# INFORMATION PROVIDED start

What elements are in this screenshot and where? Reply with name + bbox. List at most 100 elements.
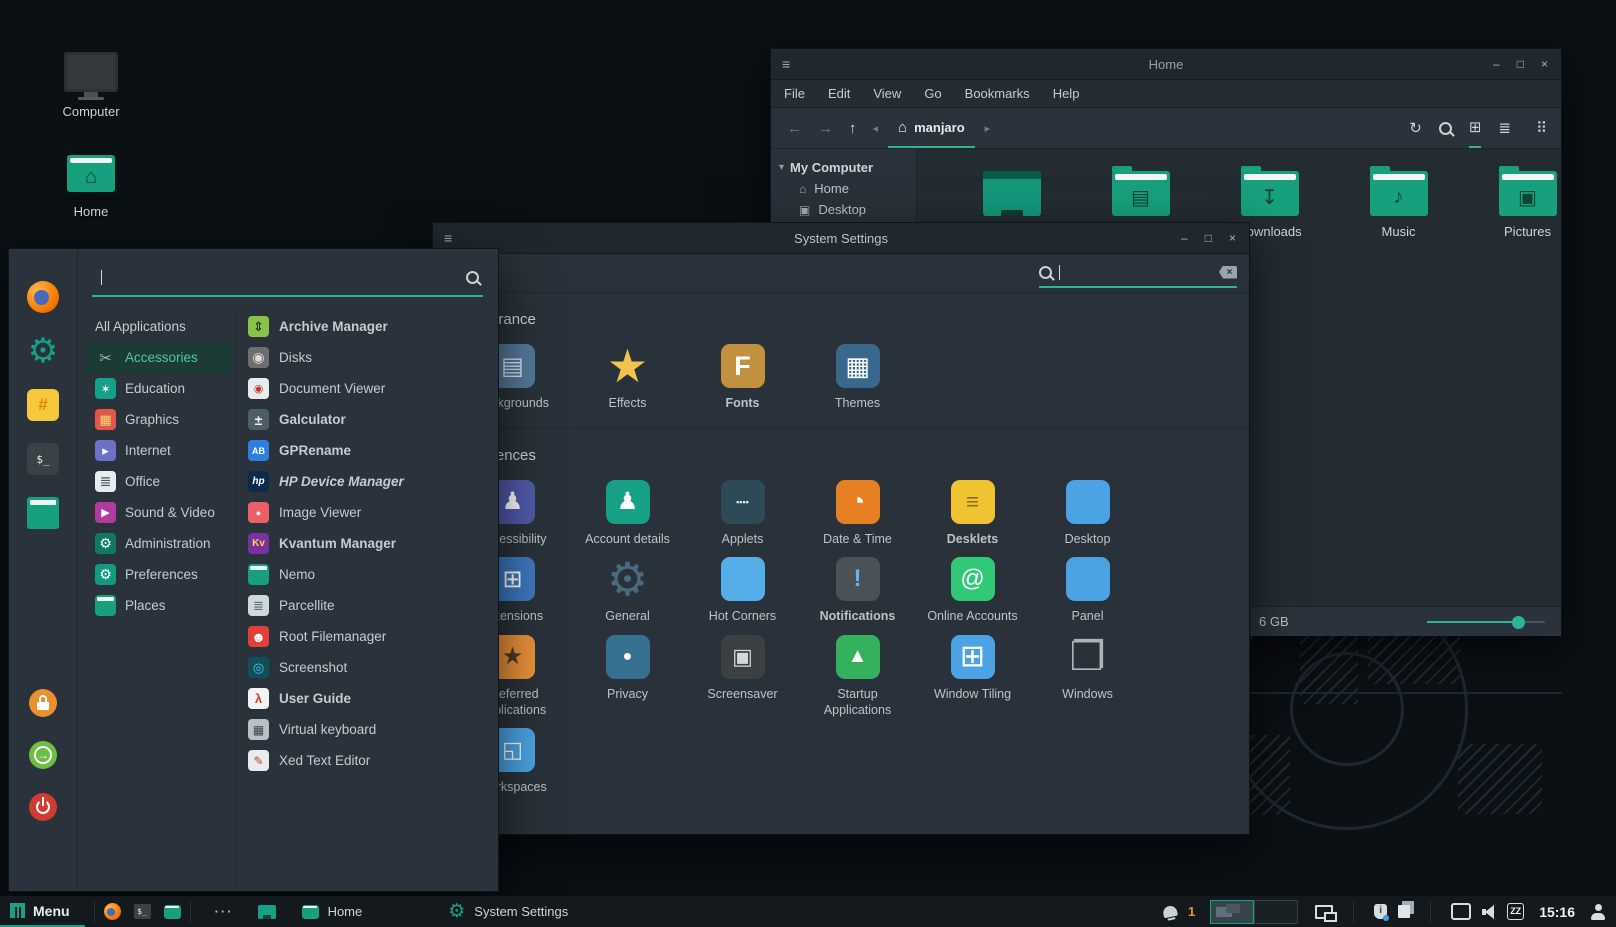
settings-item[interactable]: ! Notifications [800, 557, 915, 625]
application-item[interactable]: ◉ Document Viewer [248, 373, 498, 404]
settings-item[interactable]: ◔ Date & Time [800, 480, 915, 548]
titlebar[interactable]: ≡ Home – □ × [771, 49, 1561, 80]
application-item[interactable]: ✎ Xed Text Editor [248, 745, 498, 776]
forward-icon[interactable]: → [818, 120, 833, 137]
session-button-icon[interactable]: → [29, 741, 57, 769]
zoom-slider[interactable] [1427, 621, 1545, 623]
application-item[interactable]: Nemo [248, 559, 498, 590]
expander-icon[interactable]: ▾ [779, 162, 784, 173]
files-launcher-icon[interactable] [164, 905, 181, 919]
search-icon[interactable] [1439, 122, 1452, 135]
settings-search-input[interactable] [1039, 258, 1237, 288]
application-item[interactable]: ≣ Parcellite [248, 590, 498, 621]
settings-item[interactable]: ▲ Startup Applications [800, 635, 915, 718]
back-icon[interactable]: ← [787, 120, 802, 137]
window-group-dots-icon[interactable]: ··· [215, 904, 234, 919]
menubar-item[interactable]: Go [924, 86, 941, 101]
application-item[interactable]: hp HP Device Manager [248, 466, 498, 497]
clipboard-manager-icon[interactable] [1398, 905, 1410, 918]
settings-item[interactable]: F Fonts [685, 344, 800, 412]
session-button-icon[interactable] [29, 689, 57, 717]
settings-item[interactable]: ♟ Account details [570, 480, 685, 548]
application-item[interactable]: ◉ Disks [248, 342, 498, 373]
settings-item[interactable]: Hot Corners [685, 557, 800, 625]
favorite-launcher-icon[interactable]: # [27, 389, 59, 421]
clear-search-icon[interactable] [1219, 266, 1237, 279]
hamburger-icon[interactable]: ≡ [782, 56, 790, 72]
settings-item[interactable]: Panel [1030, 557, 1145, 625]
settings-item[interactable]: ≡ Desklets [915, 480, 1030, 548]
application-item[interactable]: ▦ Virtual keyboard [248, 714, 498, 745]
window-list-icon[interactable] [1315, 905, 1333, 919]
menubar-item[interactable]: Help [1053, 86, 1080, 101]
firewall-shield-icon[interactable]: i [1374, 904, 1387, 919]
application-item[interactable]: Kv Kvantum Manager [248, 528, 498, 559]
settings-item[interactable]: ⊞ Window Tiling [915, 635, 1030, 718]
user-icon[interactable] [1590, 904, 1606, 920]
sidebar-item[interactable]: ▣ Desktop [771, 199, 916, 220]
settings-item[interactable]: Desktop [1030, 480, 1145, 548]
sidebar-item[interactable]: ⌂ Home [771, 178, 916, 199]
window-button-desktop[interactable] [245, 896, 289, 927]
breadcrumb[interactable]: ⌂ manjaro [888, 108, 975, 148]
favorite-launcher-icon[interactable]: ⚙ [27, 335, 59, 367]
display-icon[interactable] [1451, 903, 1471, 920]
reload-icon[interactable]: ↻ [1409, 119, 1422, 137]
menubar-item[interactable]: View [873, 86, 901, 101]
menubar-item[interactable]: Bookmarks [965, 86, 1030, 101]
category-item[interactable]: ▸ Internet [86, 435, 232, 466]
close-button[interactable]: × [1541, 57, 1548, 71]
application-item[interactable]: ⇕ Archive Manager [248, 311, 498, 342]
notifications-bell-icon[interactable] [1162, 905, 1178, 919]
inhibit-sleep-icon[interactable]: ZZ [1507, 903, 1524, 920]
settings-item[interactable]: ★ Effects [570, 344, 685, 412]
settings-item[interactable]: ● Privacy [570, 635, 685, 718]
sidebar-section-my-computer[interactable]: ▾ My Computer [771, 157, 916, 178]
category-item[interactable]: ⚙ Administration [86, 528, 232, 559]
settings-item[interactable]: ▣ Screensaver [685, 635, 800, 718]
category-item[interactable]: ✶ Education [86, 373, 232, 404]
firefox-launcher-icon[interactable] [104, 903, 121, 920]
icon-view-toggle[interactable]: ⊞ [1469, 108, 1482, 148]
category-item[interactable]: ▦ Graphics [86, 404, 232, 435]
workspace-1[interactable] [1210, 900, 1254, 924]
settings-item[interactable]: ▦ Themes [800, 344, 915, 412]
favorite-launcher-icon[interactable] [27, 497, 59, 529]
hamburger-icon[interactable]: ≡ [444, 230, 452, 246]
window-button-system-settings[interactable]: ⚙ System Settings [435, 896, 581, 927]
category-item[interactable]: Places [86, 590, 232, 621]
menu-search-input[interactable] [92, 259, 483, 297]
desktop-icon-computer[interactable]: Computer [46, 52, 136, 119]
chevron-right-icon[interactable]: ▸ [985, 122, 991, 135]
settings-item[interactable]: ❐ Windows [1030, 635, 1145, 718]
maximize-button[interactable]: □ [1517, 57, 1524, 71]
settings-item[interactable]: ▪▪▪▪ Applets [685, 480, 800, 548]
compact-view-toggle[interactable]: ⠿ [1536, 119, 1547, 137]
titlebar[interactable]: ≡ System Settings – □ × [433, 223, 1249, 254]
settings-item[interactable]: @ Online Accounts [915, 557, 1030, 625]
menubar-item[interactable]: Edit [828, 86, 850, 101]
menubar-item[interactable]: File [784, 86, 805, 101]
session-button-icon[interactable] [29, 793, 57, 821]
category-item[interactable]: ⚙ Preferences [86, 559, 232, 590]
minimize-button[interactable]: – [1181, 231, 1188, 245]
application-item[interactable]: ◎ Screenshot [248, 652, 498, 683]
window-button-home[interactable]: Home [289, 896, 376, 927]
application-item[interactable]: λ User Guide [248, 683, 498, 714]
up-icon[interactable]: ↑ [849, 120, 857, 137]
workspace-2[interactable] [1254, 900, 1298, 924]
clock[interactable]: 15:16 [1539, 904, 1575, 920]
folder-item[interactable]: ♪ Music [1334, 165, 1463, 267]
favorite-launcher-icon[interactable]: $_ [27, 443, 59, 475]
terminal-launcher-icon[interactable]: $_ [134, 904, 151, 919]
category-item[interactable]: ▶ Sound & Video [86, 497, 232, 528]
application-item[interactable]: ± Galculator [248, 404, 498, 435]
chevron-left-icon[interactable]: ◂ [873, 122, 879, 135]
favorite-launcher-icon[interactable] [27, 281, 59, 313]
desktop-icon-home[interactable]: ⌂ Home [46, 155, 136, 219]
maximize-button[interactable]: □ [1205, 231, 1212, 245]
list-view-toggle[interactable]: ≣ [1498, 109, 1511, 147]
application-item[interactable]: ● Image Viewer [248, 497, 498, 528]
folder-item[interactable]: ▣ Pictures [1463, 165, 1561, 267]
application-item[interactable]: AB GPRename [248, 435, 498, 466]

# INFORMATION PROVIDED end

### EXERCISE PROMPT:
Put every line of the entries above into a Markdown table with the columns "Row" and "Line", one line per row and numbered in order. Skip blank lines and leave the pictures out.

### REPLY:
| Row | Line |
|---|---|
| 1 | What elements are in this screenshot and where? Reply with name + bbox. List at most 100 elements. |
| 2 | settings-item[interactable]: ! Notifications [800, 557, 915, 625] |
| 3 | application-item[interactable]: ◉ Document Viewer [248, 373, 498, 404] |
| 4 | settings-item[interactable]: ◔ Date & Time [800, 480, 915, 548] |
| 5 | titlebar[interactable]: ≡ Home – □ × [771, 49, 1561, 80] |
| 6 | application-item[interactable]: ✎ Xed Text Editor [248, 745, 498, 776] |
| 7 | forward-icon[interactable]: → [818, 120, 833, 137] |
| 8 | session-button-icon[interactable]: → [29, 741, 57, 769] |
| 9 | zoom-slider[interactable] [1427, 621, 1545, 623] |
| 10 | application-item[interactable]: Nemo [248, 559, 498, 590] |
| 11 | expander-icon[interactable]: ▾ [779, 162, 784, 173] |
| 12 | files-launcher-icon[interactable] [164, 905, 181, 919] |
| 13 | search-icon[interactable] [1439, 122, 1452, 135] |
| 14 | settings-search-input[interactable] [1039, 258, 1237, 288] |
| 15 | application-item[interactable]: ≣ Parcellite [248, 590, 498, 621] |
| 16 | settings-item[interactable]: ▲ Startup Applications [800, 635, 915, 718] |
| 17 | back-icon[interactable]: ← [787, 120, 802, 137] |
| 18 | window-group-dots-icon[interactable]: ··· [215, 904, 234, 919] |
| 19 | menubar-item[interactable]: Go [924, 86, 941, 101] |
| 20 | application-item[interactable]: hp HP Device Manager [248, 466, 498, 497] |
| 21 | clipboard-manager-icon[interactable] [1398, 905, 1410, 918] |
| 22 | settings-item[interactable]: F Fonts [685, 344, 800, 412] |
| 23 | session-button-icon[interactable] [29, 689, 57, 717] |
| 24 | settings-item[interactable]: ♟ Account details [570, 480, 685, 548] |
| 25 | application-item[interactable]: ◉ Disks [248, 342, 498, 373] |
| 26 | settings-item[interactable]: Hot Corners [685, 557, 800, 625] |
| 27 | favorite-launcher-icon[interactable]: # [27, 389, 59, 421] |
| 28 | clear-search-icon[interactable] [1219, 266, 1237, 279] |
| 29 | hamburger-icon[interactable]: ≡ [782, 56, 790, 72] |
| 30 | settings-item[interactable]: Panel [1030, 557, 1145, 625] |
| 31 | settings-item[interactable]: ≡ Desklets [915, 480, 1030, 548] |
| 32 | application-item[interactable]: ▦ Virtual keyboard [248, 714, 498, 745] |
| 33 | window-list-icon[interactable] [1315, 905, 1333, 919] |
| 34 | menubar-item[interactable]: Help [1053, 86, 1080, 101] |
| 35 | firewall-shield-icon[interactable]: i [1374, 904, 1387, 919] |
| 36 | application-item[interactable]: Kv Kvantum Manager [248, 528, 498, 559] |
| 37 | settings-item[interactable]: ⊞ Window Tiling [915, 635, 1030, 718] |
| 38 | user-icon[interactable] [1590, 904, 1606, 920] |
| 39 | sidebar-item[interactable]: ▣ Desktop [771, 199, 916, 220] |
| 40 | settings-item[interactable]: Desktop [1030, 480, 1145, 548] |
| 41 | sidebar-item[interactable]: ⌂ Home [771, 178, 916, 199] |
| 42 | window-button-desktop[interactable] [245, 896, 289, 927] |
| 43 | breadcrumb[interactable]: ⌂ manjaro [888, 108, 975, 148] |
| 44 | favorite-launcher-icon[interactable]: ⚙ [27, 335, 59, 367] |
| 45 | display-icon[interactable] [1451, 903, 1471, 920] |
| 46 | reload-icon[interactable]: ↻ [1409, 119, 1422, 137] |
| 47 | menubar-item[interactable]: View [873, 86, 901, 101] |
| 48 | menubar-item[interactable]: Bookmarks [965, 86, 1030, 101] |
| 49 | category-item[interactable]: ▸ Internet [86, 435, 232, 466] |
| 50 | close-button[interactable]: × [1541, 57, 1548, 71] |
| 51 | application-item[interactable]: ⇕ Archive Manager [248, 311, 498, 342] |
| 52 | notifications-bell-icon[interactable] [1162, 905, 1178, 919] |
| 53 | inhibit-sleep-icon[interactable]: ZZ [1507, 903, 1524, 920] |
| 54 | settings-item[interactable]: ★ Effects [570, 344, 685, 412] |
| 55 | settings-item[interactable]: ● Privacy [570, 635, 685, 718] |
| 56 | sidebar-section-my-computer[interactable]: ▾ My Computer [771, 157, 916, 178] |
| 57 | category-item[interactable]: ⚙ Administration [86, 528, 232, 559] |
| 58 | settings-item[interactable]: ▣ Screensaver [685, 635, 800, 718] |
| 59 | category-item[interactable]: ✶ Education [86, 373, 232, 404] |
| 60 | firefox-launcher-icon[interactable] [104, 903, 121, 920] |
| 61 | icon-view-toggle[interactable]: ⊞ [1469, 108, 1482, 148] |
| 62 | category-item[interactable]: ▦ Graphics [86, 404, 232, 435] |
| 63 | workspace-1[interactable] [1210, 900, 1254, 924] |
| 64 | settings-item[interactable]: ▦ Themes [800, 344, 915, 412] |
| 65 | favorite-launcher-icon[interactable] [27, 497, 59, 529] |
| 66 | hamburger-icon[interactable]: ≡ [444, 230, 452, 246] |
| 67 | window-button-system-settings[interactable]: ⚙ System Settings [435, 896, 581, 927] |
| 68 | category-item[interactable]: Places [86, 590, 232, 621] |
| 69 | menu-search-input[interactable] [92, 259, 483, 297] |
| 70 | desktop-icon-computer[interactable]: Computer [46, 52, 136, 119] |
| 71 | chevron-right-icon[interactable]: ▸ [985, 122, 991, 135] |
| 72 | settings-item[interactable]: ❐ Windows [1030, 635, 1145, 718] |
| 73 | maximize-button[interactable]: □ [1517, 57, 1524, 71] |
| 74 | settings-item[interactable]: ▪▪▪▪ Applets [685, 480, 800, 548] |
| 75 | compact-view-toggle[interactable]: ⠿ [1536, 119, 1547, 137] |
| 76 | titlebar[interactable]: ≡ System Settings – □ × [433, 223, 1249, 254] |
| 77 | settings-item[interactable]: @ Online Accounts [915, 557, 1030, 625] |
| 78 | menubar-item[interactable]: Edit [828, 86, 850, 101] |
| 79 | menubar-item[interactable]: File [784, 86, 805, 101] |
| 80 | session-button-icon[interactable] [29, 793, 57, 821] |
| 81 | category-item[interactable]: ⚙ Preferences [86, 559, 232, 590] |
| 82 | minimize-button[interactable]: – [1181, 231, 1188, 245] |
| 83 | application-item[interactable]: ◎ Screenshot [248, 652, 498, 683] |
| 84 | window-button-home[interactable]: Home [289, 896, 376, 927] |
| 85 | application-item[interactable]: λ User Guide [248, 683, 498, 714] |
| 86 | up-icon[interactable]: ↑ [849, 120, 857, 137] |
| 87 | workspace-2[interactable] [1254, 900, 1298, 924] |
| 88 | clock[interactable]: 15:16 [1539, 904, 1575, 920] |
| 89 | folder-item[interactable]: ♪ Music [1334, 165, 1463, 267] |
| 90 | favorite-launcher-icon[interactable]: $_ [27, 443, 59, 475] |
| 91 | terminal-launcher-icon[interactable]: $_ [134, 904, 151, 919] |
| 92 | category-item[interactable]: ▶ Sound & Video [86, 497, 232, 528] |
| 93 | application-item[interactable]: ± Galculator [248, 404, 498, 435] |
| 94 | chevron-left-icon[interactable]: ◂ [873, 122, 879, 135] |
| 95 | favorite-launcher-icon[interactable] [27, 281, 59, 313] |
| 96 | desktop-icon-home[interactable]: ⌂ Home [46, 155, 136, 219] |
| 97 | maximize-button[interactable]: □ [1205, 231, 1212, 245] |
| 98 | list-view-toggle[interactable]: ≣ [1498, 109, 1511, 147] |
| 99 | application-item[interactable]: ● Image Viewer [248, 497, 498, 528] |
| 100 | folder-item[interactable]: ▣ Pictures [1463, 165, 1561, 267] |
| 101 | application-item[interactable]: AB GPRename [248, 435, 498, 466] |